Goal:
Only a number is wanted: how many lines in the records below contain "chevron"?

— start of Record set —

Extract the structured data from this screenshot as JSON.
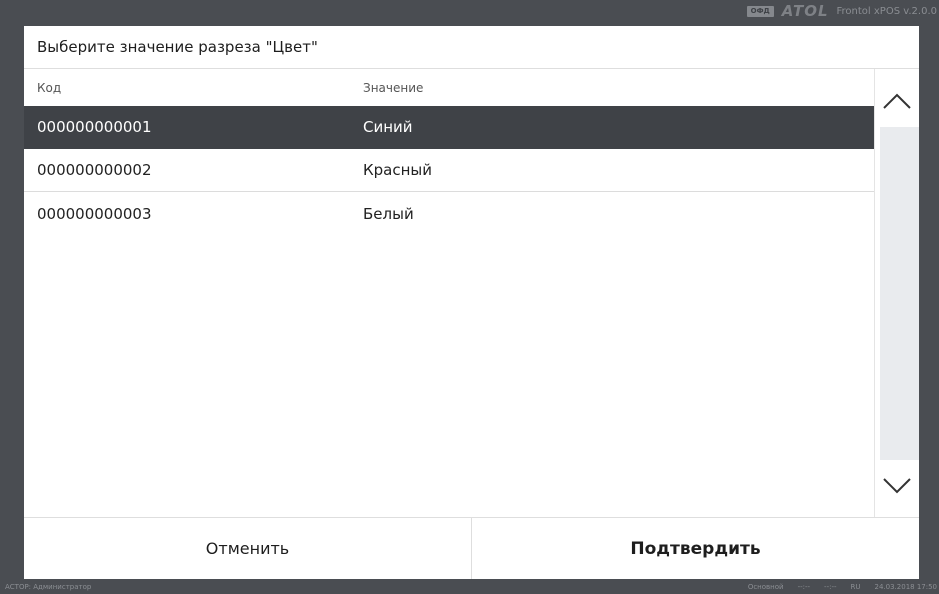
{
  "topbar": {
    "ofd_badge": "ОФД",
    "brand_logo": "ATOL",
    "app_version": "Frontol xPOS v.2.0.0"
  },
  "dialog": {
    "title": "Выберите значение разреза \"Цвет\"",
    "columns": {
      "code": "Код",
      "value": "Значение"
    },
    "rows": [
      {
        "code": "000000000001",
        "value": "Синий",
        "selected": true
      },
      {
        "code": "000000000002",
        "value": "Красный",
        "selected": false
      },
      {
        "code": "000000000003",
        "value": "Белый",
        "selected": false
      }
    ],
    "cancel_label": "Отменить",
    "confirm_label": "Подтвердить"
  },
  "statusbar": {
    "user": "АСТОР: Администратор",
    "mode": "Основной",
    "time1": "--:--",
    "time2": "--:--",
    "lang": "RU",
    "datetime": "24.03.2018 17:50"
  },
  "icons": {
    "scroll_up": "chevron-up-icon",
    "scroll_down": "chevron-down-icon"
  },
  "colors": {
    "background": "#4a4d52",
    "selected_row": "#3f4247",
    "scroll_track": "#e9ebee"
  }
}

— end of Record set —

Exercise solution:
2